start RECORDS SUPPLIED

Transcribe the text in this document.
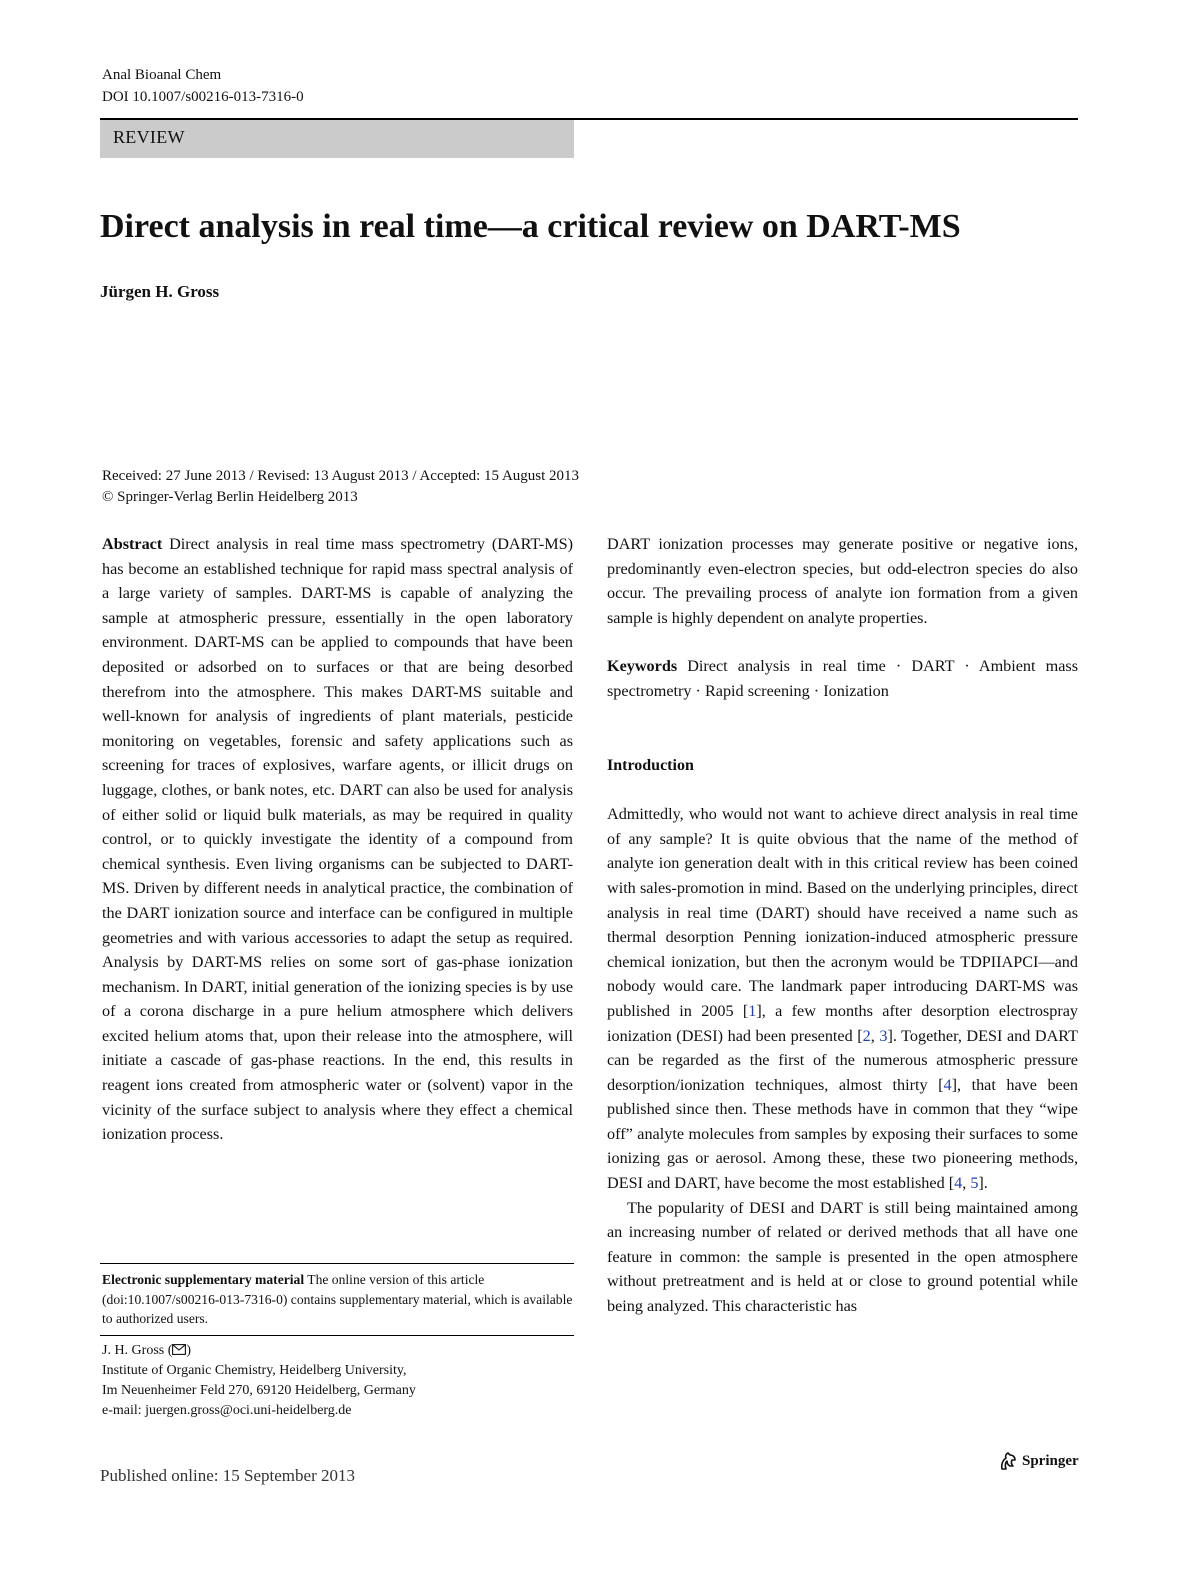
Anal Bioanal Chem
DOI 10.1007/s00216-013-7316-0
REVIEW
Direct analysis in real time—a critical review on DART-MS
Jürgen H. Gross
Received: 27 June 2013 / Revised: 13 August 2013 / Accepted: 15 August 2013
© Springer-Verlag Berlin Heidelberg 2013

Abstract Direct analysis in real time mass spectrometry (DART-MS) has become an established technique for rapid mass spectral analysis of a large variety of samples. DART-MS is capable of analyzing the sample at atmospheric pressure, essentially in the open laboratory environment. DART-MS can be applied to compounds that have been deposited or adsorbed on to surfaces or that are being desorbed therefrom into the atmosphere. This makes DART-MS suitable and well-known for analysis of ingredients of plant materials, pesticide monitoring on vegetables, forensic and safety applications such as screening for traces of explosives, warfare agents, or illicit drugs on luggage, clothes, or bank notes, etc. DART can also be used for analysis of either solid or liquid bulk materials, as may be required in quality control, or to quickly investigate the identity of a compound from chemical synthesis. Even living organisms can be subjected to DART-MS. Driven by different needs in analytical practice, the combination of the DART ionization source and interface can be configured in multiple geometries and with various accessories to adapt the setup as required. Analysis by DART-MS relies on some sort of gas-phase ionization mechanism. In DART, initial generation of the ionizing species is by use of a corona discharge in a pure helium atmosphere which delivers excited helium atoms that, upon their release into the atmosphere, will initiate a cascade of gas-phase reactions. In the end, this results in reagent ions created from atmospheric water or (solvent) vapor in the vicinity of the surface subject to analysis where they effect a chemical ionization process.

DART ionization processes may generate positive or negative ions, predominantly even-electron species, but odd-electron species do also occur. The prevailing process of analyte ion formation from a given sample is highly dependent on analyte properties.

Keywords Direct analysis in real time · DART · Ambient mass spectrometry · Rapid screening · Ionization

Introduction

Admittedly, who would not want to achieve direct analysis in real time of any sample? It is quite obvious that the name of the method of analyte ion generation dealt with in this critical review has been coined with sales-promotion in mind. Based on the underlying principles, direct analysis in real time (DART) should have received a name such as thermal desorption Penning ionization-induced atmospheric pressure chemical ionization, but then the acronym would be TDPIIAPCI—and nobody would care. The landmark paper introducing DART-MS was published in 2005 [1], a few months after desorption electrospray ionization (DESI) had been presented [2, 3]. Together, DESI and DART can be regarded as the first of the numerous atmospheric pressure desorption/ionization techniques, almost thirty [4], that have been published since then. These methods have in common that they “wipe off” analyte molecules from samples by exposing their surfaces to some ionizing gas or aerosol. Among these, these two pioneering methods, DESI and DART, have become the most established [4, 5].

The popularity of DESI and DART is still being maintained among an increasing number of related or derived methods that all have one feature in common: the sample is presented in the open atmosphere without pretreatment and is held at or close to ground potential while being analyzed. This characteristic has

Electronic supplementary material The online version of this article (doi:10.1007/s00216-013-7316-0) contains supplementary material, which is available to authorized users.
J. H. Gross ( )
Institute of Organic Chemistry, Heidelberg University,
Im Neuenheimer Feld 270, 69120 Heidelberg, Germany
e-mail: juergen.gross@oci.uni-heidelberg.de
Published online: 15 September 2013
Springer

end RECORDS SUPPLIED

◆ **WHAT TO PRODUCE**
Write the listing out a second time exactly, dropping all images.

◆ **CORRECT RESULT**
Transcribe the text in this document.
Anal Bioanal Chem
DOI 10.1007/s00216-013-7316-0
REVIEW
Direct analysis in real time—a critical review on DART-MS
Jürgen H. Gross
Received: 27 June 2013 / Revised: 13 August 2013 / Accepted: 15 August 2013
© Springer-Verlag Berlin Heidelberg 2013

Abstract Direct analysis in real time mass spectrometry (DART-MS) has become an established technique for rapid mass spectral analysis of a large variety of samples. DART-MS is capable of analyzing the sample at atmospheric pressure, essentially in the open laboratory environment. DART-MS can be applied to compounds that have been deposited or adsorbed on to surfaces or that are being desorbed therefrom into the atmosphere. This makes DART-MS suitable and well-known for analysis of ingredients of plant materials, pesticide monitoring on vegetables, forensic and safety applications such as screening for traces of explosives, warfare agents, or illicit drugs on luggage, clothes, or bank notes, etc. DART can also be used for analysis of either solid or liquid bulk materials, as may be required in quality control, or to quickly investigate the identity of a compound from chemical synthesis. Even living organisms can be subjected to DART-MS. Driven by different needs in analytical practice, the combination of the DART ionization source and interface can be configured in multiple geometries and with various accessories to adapt the setup as required. Analysis by DART-MS relies on some sort of gas-phase ionization mechanism. In DART, initial generation of the ionizing species is by use of a corona discharge in a pure helium atmosphere which delivers excited helium atoms that, upon their release into the atmosphere, will initiate a cascade of gas-phase reactions. In the end, this results in reagent ions created from atmospheric water or (solvent) vapor in the vicinity of the surface subject to analysis where they effect a chemical ionization process.

DART ionization processes may generate positive or negative ions, predominantly even-electron species, but odd-electron species do also occur. The prevailing process of analyte ion formation from a given sample is highly dependent on analyte properties.

Keywords Direct analysis in real time · DART · Ambient mass spectrometry · Rapid screening · Ionization

Introduction

Admittedly, who would not want to achieve direct analysis in real time of any sample? It is quite obvious that the name of the method of analyte ion generation dealt with in this critical review has been coined with sales-promotion in mind. Based on the underlying principles, direct analysis in real time (DART) should have received a name such as thermal desorption Penning ionization-induced atmospheric pressure chemical ionization, but then the acronym would be TDPIIAPCI—and nobody would care. The landmark paper introducing DART-MS was published in 2005 [1], a few months after desorption electrospray ionization (DESI) had been presented [2, 3]. Together, DESI and DART can be regarded as the first of the numerous atmospheric pressure desorption/ionization techniques, almost thirty [4], that have been published since then. These methods have in common that they “wipe off” analyte molecules from samples by exposing their surfaces to some ionizing gas or aerosol. Among these, these two pioneering methods, DESI and DART, have become the most established [4, 5].

The popularity of DESI and DART is still being maintained among an increasing number of related or derived methods that all have one feature in common: the sample is presented in the open atmosphere without pretreatment and is held at or close to ground potential while being analyzed. This characteristic has

Electronic supplementary material The online version of this article (doi:10.1007/s00216-013-7316-0) contains supplementary material, which is available to authorized users.
J. H. Gross ( )
Institute of Organic Chemistry, Heidelberg University,
Im Neuenheimer Feld 270, 69120 Heidelberg, Germany
e-mail: juergen.gross@oci.uni-heidelberg.de
Published online: 15 September 2013
Springer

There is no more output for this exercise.